A block of data
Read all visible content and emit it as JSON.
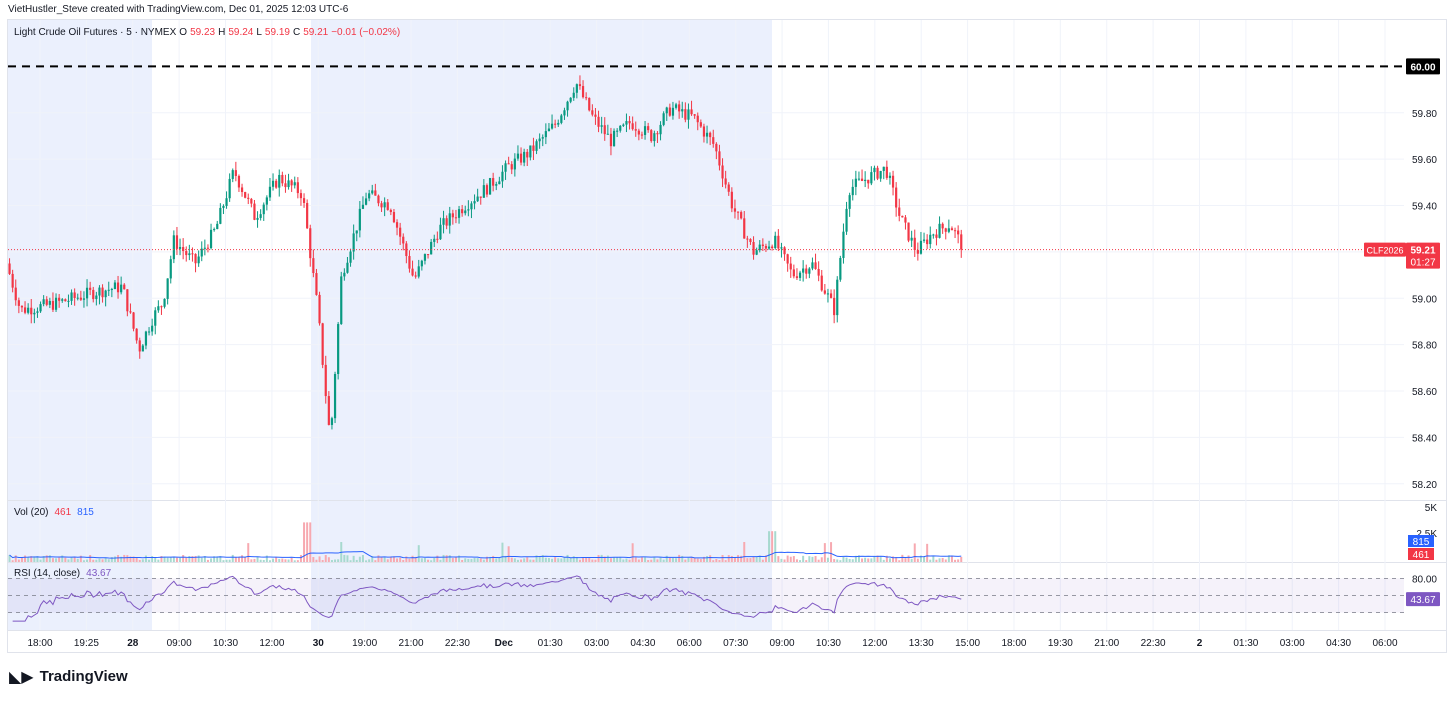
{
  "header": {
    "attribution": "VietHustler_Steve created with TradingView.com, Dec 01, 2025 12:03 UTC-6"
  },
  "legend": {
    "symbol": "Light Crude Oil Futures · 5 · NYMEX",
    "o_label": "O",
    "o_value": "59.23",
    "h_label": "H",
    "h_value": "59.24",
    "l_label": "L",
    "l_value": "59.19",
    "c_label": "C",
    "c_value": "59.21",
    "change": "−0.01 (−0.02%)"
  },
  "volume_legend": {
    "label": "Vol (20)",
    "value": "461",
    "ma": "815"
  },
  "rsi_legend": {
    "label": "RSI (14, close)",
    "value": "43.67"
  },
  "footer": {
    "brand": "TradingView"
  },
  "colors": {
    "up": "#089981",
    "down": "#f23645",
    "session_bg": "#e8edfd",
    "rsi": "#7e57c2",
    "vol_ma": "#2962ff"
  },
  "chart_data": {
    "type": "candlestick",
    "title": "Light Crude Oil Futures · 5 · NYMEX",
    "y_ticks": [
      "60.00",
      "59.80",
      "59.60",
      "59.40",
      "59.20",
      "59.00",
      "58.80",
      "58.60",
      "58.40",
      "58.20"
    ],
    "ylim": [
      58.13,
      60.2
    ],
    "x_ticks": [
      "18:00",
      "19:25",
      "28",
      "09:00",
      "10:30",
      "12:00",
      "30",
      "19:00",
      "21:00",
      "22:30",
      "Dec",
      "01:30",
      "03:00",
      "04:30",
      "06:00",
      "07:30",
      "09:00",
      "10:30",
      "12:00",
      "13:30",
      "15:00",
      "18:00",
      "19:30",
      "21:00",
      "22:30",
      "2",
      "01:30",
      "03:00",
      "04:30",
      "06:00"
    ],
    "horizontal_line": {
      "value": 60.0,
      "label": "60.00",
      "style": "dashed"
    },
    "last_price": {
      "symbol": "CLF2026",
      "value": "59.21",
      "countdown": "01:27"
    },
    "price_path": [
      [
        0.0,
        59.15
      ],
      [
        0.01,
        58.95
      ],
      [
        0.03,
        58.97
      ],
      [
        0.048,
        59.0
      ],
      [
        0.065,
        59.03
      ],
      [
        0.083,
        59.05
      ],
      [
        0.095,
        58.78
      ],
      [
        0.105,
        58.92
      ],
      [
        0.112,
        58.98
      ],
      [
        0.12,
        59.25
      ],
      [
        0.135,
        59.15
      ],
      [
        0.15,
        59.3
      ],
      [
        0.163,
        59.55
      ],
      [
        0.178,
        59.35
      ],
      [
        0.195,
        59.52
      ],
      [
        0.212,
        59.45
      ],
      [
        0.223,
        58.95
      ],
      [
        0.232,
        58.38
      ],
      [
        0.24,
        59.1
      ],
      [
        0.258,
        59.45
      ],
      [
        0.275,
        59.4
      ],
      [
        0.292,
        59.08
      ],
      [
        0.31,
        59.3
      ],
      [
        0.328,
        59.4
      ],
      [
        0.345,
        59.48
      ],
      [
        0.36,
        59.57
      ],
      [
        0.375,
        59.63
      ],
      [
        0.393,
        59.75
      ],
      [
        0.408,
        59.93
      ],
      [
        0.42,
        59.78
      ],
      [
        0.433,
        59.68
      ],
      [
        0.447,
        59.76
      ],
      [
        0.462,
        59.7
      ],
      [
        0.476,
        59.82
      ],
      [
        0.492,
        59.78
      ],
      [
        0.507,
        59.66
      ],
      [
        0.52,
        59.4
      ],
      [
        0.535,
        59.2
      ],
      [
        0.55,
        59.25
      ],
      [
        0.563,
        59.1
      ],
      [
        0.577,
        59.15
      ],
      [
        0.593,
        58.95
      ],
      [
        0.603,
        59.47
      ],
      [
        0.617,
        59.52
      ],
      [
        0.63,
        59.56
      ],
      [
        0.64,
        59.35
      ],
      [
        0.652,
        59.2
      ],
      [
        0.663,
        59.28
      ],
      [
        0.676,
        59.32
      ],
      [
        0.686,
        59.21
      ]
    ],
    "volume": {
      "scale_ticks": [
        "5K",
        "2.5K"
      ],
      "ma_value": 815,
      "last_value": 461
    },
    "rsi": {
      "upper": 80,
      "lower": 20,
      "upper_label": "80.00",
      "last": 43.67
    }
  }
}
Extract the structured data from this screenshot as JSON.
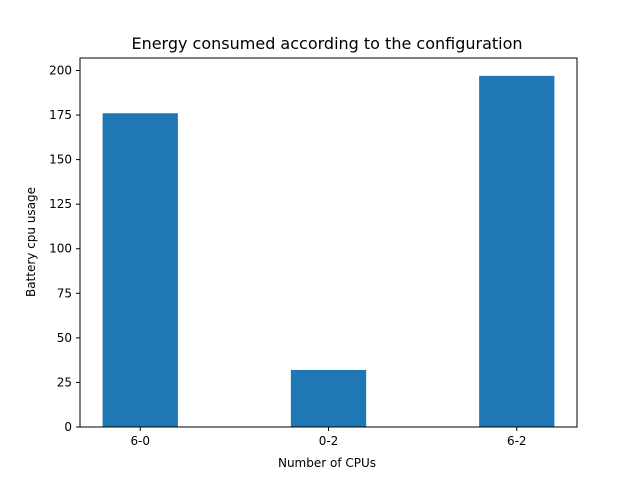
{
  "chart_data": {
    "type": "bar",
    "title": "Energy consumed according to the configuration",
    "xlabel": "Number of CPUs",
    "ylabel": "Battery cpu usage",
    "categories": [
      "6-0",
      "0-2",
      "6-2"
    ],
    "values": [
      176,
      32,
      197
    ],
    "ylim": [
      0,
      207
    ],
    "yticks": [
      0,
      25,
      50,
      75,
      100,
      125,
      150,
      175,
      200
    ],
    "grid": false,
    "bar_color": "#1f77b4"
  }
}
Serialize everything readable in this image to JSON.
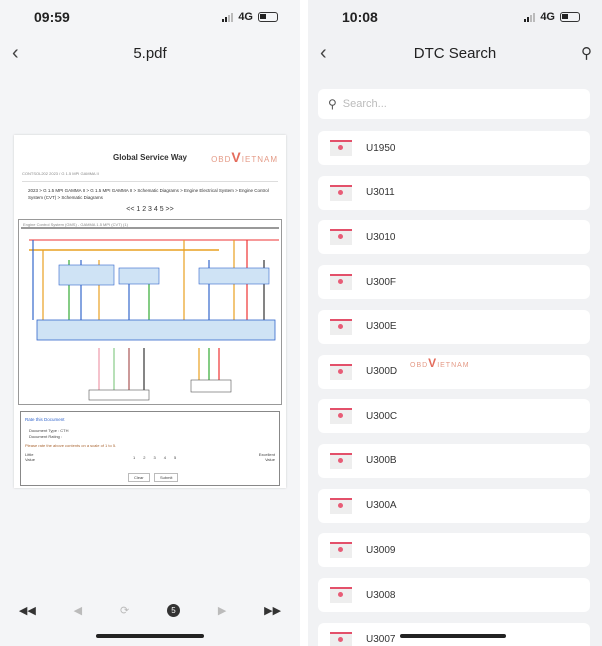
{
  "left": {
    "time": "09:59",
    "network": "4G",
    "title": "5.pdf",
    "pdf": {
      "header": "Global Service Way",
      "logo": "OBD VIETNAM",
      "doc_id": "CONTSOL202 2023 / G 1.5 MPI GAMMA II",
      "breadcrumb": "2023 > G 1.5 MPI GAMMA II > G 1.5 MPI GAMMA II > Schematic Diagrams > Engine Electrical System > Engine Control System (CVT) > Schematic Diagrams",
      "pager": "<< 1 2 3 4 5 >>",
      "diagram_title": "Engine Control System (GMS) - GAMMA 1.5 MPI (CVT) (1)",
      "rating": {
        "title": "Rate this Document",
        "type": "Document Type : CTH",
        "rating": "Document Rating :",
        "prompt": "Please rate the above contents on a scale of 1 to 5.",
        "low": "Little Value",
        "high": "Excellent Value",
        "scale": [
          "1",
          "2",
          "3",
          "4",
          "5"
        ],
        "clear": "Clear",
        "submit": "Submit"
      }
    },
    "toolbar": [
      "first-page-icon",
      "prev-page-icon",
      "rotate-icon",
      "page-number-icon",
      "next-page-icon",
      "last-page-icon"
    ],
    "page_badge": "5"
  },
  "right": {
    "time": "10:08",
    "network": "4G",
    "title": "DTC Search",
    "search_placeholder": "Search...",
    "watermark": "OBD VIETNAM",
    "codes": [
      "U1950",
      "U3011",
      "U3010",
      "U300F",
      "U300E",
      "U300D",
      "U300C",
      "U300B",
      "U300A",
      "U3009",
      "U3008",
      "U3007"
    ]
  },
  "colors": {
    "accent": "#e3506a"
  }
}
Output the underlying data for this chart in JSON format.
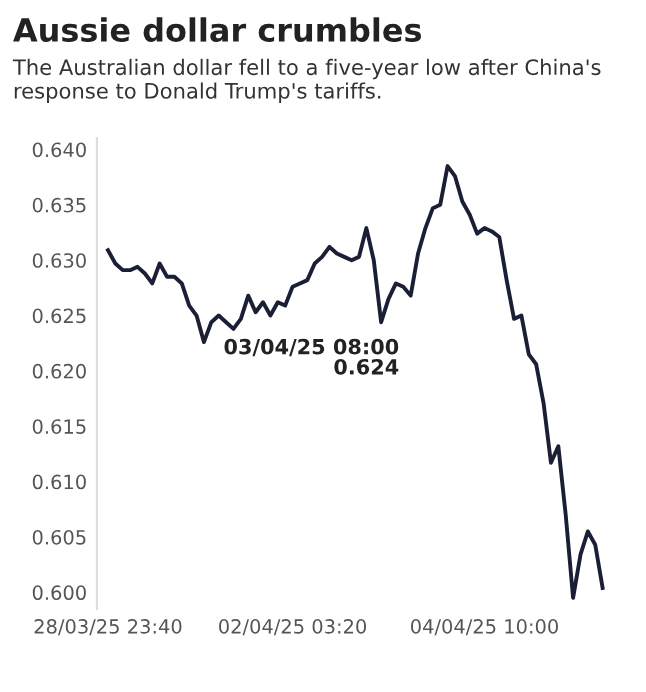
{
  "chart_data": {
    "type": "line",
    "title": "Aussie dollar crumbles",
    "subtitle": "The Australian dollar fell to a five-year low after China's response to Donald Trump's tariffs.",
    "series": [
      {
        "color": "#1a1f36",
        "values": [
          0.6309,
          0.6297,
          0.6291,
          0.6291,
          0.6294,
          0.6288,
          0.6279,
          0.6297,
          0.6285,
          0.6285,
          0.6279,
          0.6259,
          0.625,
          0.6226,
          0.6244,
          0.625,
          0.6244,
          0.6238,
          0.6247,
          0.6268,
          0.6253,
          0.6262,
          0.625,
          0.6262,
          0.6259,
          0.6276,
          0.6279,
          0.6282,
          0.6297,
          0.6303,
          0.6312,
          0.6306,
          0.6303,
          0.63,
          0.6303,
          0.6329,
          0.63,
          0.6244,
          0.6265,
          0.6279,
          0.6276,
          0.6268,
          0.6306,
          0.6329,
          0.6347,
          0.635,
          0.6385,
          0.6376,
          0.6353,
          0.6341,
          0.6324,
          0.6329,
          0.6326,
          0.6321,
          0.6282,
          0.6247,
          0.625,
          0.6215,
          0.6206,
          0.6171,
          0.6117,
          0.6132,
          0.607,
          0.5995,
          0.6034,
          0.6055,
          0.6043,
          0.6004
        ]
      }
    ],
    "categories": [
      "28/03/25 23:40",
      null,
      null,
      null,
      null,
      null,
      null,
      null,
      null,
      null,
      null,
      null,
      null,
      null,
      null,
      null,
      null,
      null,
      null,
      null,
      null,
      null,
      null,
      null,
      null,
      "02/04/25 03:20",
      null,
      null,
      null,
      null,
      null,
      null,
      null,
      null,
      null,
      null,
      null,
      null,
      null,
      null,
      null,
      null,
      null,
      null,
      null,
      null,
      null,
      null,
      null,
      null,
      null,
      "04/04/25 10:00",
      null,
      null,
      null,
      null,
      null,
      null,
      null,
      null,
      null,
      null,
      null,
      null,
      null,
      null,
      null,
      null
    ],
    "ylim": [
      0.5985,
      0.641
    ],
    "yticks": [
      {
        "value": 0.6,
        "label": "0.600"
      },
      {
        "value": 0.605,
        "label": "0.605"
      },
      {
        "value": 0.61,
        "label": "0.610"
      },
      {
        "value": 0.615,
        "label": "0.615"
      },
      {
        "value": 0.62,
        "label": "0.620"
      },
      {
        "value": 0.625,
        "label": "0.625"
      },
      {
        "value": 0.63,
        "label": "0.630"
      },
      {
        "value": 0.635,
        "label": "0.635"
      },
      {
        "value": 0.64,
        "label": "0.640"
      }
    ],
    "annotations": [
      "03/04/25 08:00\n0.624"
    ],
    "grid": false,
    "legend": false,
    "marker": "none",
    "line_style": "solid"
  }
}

> [Brief] In the records above, locate each line with the word "VIETNAM". Copy all such lines.

> [Response to the task]
      "logo": "OBD VIETNAM",
    "watermark": "OBD VIETNAM",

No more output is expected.